* Required work:
Select the lines that hold the word "from" and copy each one.

* Raw records:
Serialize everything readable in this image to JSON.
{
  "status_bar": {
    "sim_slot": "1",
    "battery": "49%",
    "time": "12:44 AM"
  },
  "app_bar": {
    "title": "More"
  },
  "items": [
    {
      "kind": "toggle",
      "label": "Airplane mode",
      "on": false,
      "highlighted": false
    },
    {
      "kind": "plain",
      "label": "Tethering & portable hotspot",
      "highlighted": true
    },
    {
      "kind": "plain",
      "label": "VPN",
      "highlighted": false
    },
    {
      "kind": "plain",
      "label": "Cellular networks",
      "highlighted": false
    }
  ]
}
--
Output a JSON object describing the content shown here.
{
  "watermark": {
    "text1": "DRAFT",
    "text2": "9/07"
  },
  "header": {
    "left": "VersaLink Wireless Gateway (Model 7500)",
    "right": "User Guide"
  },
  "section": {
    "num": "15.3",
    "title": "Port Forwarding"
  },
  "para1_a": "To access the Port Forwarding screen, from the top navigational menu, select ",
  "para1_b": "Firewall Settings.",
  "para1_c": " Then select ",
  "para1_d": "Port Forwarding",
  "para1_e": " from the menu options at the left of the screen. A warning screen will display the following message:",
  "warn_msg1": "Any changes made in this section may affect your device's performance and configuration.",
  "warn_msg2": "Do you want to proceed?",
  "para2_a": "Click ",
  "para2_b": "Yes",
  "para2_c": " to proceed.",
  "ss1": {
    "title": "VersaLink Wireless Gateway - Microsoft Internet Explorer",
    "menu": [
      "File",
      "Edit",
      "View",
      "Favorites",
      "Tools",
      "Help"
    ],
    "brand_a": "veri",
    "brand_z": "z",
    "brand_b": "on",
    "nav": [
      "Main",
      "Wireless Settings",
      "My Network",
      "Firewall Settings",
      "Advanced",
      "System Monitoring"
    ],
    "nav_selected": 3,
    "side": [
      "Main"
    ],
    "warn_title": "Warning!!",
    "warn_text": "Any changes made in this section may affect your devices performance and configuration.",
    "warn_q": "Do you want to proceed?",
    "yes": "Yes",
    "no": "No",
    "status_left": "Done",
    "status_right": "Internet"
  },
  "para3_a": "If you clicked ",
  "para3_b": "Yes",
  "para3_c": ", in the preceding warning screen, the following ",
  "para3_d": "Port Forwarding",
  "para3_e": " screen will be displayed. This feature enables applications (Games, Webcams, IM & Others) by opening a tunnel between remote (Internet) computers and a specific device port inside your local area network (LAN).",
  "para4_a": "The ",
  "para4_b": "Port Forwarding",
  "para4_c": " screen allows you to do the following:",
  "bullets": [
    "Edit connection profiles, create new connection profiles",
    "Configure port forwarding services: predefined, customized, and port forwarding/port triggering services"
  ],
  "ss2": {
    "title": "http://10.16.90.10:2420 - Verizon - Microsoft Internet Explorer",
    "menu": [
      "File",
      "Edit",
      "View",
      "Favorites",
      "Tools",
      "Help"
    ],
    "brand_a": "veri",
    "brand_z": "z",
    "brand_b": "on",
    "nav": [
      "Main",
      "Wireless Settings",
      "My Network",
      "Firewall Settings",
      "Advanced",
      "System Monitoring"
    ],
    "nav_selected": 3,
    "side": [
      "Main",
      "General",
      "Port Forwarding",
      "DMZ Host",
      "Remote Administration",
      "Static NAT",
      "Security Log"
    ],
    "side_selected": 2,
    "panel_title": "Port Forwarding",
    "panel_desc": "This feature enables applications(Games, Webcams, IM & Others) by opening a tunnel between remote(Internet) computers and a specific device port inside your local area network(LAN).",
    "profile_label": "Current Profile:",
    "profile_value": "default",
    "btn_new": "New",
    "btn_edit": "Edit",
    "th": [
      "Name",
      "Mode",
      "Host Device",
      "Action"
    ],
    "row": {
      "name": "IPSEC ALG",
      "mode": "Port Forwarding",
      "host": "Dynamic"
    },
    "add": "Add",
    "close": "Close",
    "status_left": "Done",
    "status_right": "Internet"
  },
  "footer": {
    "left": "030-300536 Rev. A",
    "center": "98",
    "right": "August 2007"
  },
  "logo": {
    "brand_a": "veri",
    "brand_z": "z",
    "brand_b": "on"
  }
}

* Response to this task:
  "para1_a": "To access the Port Forwarding screen, from the top navigational menu, select ",
  "para1_e": " from the menu options at the left of the screen. A warning screen will display the following message:",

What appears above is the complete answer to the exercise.